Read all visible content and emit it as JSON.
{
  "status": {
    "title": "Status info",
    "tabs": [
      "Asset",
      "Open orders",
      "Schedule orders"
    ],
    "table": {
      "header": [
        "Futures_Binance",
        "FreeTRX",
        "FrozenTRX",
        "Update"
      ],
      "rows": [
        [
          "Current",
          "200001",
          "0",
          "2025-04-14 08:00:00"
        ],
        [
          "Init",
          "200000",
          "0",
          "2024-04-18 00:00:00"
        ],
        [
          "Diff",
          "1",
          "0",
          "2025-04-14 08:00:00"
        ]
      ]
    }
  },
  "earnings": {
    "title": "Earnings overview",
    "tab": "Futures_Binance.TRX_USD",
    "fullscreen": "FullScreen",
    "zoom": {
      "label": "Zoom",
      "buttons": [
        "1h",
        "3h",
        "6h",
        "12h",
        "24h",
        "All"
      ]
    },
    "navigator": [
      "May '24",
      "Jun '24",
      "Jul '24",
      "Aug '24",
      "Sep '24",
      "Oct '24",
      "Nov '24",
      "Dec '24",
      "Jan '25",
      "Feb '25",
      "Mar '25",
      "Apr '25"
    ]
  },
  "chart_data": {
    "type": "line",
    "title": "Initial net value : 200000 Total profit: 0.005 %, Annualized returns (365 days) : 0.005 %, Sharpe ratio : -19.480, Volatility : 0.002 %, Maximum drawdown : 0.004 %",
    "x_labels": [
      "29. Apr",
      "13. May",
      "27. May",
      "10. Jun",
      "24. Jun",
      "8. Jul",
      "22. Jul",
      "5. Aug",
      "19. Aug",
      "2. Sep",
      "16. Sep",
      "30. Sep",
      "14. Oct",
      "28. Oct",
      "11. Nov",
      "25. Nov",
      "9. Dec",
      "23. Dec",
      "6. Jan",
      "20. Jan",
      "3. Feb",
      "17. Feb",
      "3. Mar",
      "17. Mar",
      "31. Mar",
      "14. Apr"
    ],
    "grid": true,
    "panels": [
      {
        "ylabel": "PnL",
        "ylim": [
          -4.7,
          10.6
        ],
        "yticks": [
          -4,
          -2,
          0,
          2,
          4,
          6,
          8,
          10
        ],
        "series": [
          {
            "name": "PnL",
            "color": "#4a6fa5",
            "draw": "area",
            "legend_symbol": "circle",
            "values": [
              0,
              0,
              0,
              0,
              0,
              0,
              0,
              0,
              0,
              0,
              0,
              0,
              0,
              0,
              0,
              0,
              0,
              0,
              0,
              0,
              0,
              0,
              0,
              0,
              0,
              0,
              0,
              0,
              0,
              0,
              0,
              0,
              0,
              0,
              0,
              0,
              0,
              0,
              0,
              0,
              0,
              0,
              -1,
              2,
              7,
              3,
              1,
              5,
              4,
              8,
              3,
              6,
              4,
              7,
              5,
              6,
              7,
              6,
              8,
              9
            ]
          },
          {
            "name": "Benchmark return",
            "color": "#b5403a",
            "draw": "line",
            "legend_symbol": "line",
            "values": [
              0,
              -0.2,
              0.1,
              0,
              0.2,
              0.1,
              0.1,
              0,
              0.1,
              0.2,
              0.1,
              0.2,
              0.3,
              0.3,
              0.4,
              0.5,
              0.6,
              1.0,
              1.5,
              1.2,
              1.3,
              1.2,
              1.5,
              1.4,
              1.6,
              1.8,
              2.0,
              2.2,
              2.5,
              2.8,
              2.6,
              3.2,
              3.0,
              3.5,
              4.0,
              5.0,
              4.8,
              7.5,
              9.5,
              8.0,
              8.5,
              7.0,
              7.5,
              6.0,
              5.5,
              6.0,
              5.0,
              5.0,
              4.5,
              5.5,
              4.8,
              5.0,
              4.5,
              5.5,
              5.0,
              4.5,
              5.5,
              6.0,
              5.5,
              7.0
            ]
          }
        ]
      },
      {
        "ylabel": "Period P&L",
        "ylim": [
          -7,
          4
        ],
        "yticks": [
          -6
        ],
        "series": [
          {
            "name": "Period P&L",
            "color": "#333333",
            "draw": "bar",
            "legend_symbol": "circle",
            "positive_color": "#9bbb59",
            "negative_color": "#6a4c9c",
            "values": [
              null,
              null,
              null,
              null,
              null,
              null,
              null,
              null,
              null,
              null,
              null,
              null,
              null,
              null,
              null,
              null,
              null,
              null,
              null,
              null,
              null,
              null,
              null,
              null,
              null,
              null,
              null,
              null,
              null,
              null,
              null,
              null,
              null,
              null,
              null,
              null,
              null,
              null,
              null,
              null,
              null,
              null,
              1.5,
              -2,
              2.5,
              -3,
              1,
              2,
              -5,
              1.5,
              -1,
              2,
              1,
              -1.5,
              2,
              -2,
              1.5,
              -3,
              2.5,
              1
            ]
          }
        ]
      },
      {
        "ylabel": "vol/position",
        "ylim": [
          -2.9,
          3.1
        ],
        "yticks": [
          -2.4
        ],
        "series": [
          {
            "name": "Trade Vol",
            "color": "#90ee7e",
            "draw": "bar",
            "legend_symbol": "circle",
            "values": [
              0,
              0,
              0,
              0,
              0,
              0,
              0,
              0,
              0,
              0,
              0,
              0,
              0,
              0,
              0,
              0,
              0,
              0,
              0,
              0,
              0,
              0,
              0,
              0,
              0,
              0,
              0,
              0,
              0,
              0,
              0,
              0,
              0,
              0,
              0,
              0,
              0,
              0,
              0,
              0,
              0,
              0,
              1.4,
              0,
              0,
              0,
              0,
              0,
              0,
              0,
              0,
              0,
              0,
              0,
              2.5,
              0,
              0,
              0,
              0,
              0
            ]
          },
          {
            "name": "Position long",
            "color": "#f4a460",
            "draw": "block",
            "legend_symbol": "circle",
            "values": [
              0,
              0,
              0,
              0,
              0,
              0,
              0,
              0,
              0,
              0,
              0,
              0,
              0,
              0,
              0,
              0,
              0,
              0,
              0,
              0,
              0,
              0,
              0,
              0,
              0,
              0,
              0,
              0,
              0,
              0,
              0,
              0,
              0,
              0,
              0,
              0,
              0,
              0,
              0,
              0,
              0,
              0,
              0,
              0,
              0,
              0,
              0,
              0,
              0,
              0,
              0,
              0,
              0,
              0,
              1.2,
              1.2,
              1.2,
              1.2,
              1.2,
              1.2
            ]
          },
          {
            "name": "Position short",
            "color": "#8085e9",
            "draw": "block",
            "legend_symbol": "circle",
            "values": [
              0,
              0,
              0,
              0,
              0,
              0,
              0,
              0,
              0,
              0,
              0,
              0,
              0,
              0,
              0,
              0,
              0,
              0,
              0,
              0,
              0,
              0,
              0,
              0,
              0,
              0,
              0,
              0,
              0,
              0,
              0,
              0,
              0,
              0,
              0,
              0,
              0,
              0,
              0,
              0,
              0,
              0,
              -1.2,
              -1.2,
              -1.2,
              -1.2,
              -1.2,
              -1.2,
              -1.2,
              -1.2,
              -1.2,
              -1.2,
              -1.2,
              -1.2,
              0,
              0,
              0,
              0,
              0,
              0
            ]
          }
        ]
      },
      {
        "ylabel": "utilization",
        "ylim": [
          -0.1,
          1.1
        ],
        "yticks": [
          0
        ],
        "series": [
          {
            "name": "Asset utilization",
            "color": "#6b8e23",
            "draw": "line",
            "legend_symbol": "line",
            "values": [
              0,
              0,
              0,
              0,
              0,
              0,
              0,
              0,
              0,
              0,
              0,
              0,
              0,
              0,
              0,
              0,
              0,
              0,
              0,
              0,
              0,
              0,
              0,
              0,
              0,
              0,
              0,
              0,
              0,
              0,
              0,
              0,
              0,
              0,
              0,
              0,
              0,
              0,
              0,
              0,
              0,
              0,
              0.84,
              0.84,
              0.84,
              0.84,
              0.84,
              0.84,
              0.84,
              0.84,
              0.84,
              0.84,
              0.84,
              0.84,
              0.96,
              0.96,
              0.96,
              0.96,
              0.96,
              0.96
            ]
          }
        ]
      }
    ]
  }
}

■ ■ ■ ■ ■

*GIVEN PROBLEM*
Tally the lines of the data that hold the string "title". Answer with the number and nothing more.

*ANSWER TO THIS TASK*
3